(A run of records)
◆ ◆ ◆ ◆ ◆
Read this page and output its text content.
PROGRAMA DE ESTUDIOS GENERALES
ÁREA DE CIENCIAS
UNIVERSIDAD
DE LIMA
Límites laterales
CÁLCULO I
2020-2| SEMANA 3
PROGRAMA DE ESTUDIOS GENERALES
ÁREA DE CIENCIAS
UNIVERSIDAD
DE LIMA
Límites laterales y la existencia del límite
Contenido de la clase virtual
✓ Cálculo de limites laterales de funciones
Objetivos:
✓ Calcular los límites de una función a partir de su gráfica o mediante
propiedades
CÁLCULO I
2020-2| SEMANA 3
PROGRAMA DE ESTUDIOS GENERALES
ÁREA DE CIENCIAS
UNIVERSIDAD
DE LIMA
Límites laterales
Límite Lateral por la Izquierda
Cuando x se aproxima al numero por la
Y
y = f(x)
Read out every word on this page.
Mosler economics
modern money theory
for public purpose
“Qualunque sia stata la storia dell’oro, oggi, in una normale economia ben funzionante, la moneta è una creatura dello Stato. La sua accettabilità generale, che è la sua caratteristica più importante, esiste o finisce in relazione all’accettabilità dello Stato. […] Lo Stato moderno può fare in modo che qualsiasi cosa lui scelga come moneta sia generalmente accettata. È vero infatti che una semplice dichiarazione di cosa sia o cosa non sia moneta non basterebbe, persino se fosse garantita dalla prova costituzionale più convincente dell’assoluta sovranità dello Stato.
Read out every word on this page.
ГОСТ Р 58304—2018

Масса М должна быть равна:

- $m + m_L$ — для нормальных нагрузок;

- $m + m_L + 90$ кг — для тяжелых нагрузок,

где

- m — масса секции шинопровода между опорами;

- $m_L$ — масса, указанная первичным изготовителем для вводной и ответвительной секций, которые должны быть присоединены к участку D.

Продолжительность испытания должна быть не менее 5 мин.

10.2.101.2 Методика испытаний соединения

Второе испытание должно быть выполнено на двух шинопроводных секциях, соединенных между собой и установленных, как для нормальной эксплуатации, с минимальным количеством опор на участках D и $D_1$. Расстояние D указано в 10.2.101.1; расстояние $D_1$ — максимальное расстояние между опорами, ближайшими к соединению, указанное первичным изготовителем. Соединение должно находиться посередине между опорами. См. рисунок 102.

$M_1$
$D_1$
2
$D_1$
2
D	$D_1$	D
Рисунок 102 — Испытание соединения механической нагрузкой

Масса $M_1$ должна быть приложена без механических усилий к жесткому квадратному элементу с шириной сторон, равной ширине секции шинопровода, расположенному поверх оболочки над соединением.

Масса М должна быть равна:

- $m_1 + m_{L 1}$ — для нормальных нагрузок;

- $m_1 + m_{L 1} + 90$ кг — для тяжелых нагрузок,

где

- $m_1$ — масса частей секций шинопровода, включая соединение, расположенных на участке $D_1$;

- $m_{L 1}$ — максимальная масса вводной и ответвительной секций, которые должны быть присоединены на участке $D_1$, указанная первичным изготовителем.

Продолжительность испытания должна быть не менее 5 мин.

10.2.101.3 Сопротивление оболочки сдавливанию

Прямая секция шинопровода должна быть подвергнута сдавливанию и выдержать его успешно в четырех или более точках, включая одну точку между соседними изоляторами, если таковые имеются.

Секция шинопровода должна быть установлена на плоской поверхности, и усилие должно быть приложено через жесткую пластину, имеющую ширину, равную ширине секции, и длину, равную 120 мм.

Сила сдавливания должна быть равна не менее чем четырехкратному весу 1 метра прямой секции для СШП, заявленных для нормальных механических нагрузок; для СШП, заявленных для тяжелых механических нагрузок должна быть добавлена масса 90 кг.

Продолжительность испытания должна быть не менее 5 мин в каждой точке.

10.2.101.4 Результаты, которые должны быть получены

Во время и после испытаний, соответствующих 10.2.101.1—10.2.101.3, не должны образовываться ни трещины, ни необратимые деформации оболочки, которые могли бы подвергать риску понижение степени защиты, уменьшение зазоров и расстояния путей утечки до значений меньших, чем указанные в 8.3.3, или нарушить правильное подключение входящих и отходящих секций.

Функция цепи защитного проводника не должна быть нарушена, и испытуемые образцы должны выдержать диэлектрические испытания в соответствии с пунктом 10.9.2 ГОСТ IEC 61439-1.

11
◆ ◆ ◆ ◆ ◆
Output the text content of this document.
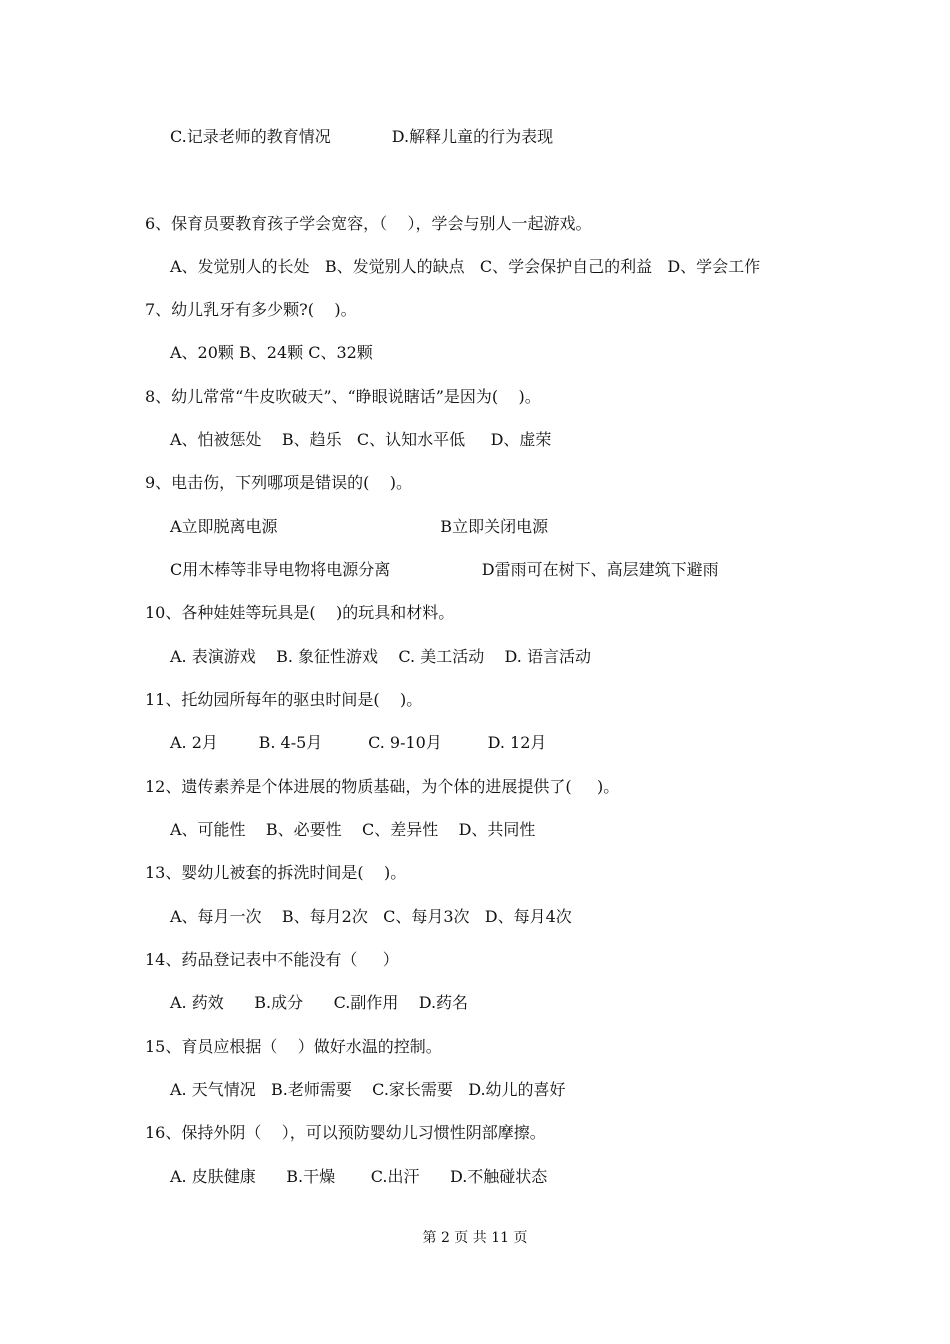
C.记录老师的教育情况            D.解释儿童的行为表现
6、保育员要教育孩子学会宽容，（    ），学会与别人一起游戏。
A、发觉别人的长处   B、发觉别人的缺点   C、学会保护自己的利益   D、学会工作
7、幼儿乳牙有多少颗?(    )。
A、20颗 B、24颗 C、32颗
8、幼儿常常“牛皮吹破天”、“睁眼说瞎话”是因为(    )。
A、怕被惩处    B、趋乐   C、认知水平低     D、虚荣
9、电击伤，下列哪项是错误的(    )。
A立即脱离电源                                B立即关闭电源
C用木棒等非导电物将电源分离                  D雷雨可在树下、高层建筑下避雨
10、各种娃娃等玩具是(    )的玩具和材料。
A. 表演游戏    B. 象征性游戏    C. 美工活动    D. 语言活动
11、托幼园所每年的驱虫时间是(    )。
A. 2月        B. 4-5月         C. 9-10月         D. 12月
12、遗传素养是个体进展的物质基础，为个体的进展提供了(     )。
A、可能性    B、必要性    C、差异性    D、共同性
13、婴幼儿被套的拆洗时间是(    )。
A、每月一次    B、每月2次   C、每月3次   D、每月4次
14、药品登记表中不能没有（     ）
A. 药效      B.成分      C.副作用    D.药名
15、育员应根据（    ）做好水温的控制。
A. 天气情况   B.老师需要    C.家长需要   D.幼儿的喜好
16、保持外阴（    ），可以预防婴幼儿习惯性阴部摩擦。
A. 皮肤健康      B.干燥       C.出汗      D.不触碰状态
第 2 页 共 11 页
◆ ◆ ◆ ◆ ◆
▶ [Exercise prompt] State how many lines of the records above contain the word "шинопровода", giving only that number.

▶ [Task solution] 5